** GOAL **
Copy, in full, each line of the material that holds the word "resemble".
-- ENTRIES SUPPLIED start --
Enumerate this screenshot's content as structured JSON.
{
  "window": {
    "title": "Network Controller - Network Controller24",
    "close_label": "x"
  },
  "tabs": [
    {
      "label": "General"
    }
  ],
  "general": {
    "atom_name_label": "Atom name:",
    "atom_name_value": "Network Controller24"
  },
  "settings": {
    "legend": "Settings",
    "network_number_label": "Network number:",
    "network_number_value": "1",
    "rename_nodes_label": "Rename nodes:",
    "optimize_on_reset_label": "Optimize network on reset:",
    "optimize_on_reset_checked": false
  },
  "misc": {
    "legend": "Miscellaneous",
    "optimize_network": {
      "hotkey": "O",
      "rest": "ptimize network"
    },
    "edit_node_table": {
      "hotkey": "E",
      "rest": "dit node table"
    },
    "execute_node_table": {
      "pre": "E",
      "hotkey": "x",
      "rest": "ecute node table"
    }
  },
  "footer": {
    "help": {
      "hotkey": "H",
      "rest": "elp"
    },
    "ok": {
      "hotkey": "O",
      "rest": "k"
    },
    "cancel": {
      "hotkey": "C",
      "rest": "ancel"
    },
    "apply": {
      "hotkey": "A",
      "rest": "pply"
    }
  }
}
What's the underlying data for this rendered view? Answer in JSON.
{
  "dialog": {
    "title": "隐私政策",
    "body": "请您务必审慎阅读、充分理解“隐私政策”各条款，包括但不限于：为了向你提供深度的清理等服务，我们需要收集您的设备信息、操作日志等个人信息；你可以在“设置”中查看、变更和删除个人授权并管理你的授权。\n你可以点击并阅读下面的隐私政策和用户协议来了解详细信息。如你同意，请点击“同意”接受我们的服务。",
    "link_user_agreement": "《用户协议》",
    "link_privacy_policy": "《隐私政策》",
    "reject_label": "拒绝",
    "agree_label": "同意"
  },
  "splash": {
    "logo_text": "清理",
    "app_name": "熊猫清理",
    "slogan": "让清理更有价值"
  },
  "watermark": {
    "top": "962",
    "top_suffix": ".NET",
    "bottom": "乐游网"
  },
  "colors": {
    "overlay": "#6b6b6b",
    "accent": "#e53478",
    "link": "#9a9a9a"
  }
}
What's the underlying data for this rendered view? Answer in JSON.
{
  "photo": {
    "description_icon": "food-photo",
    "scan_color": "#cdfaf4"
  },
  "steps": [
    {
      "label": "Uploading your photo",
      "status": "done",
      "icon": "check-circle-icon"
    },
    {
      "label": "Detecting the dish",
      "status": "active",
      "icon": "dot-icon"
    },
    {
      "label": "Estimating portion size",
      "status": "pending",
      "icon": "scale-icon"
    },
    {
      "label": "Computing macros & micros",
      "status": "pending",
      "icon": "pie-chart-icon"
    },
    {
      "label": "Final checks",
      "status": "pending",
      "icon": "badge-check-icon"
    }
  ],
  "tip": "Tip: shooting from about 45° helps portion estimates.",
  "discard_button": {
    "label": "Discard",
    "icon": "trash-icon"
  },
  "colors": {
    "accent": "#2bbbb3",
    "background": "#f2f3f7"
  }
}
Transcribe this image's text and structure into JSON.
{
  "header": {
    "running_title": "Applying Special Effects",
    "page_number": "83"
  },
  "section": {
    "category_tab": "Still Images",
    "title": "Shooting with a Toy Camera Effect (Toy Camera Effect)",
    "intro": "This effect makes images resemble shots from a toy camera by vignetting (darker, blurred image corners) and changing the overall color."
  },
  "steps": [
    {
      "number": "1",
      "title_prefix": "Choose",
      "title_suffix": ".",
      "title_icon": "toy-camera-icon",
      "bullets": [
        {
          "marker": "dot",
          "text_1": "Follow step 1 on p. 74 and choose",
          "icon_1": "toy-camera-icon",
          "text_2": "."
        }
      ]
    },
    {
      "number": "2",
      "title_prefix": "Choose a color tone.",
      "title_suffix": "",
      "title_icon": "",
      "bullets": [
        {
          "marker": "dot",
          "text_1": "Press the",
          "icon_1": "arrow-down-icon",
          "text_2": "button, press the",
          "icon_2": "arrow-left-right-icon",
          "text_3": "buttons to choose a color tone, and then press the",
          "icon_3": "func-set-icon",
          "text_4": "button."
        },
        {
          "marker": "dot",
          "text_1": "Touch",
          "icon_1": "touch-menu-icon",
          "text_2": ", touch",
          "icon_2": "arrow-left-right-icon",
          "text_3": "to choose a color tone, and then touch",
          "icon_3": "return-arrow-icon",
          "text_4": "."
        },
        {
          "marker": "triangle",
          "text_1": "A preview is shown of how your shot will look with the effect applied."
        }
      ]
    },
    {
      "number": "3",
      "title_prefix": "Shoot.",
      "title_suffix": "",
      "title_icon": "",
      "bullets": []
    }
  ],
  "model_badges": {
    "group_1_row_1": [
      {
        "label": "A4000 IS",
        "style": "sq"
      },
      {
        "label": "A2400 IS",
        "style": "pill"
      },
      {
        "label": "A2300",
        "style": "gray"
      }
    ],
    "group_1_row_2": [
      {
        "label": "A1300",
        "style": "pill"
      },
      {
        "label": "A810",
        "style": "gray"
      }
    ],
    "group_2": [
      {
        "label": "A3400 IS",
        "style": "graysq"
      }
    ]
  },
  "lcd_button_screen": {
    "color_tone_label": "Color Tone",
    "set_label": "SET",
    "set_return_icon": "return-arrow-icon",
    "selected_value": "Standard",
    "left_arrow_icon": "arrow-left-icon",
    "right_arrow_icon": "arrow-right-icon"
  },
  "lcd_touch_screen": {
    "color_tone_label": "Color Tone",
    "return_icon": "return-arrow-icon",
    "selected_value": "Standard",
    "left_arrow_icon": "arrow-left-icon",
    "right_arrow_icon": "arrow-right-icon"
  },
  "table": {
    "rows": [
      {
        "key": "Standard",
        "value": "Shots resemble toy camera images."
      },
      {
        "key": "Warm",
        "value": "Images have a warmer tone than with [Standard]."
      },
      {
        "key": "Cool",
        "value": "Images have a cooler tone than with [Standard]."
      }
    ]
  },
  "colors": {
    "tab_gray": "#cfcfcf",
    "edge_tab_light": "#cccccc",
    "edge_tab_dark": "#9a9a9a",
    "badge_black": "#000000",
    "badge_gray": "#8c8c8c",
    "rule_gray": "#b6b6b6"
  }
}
-- ENTRIES SUPPLIED end --
** FULL OUTPUT **
    "intro": "This effect makes images resemble shots from a toy camera by vignetting (darker, blurred image corners) and changing the overall color."
        "value": "Shots resemble toy camera images."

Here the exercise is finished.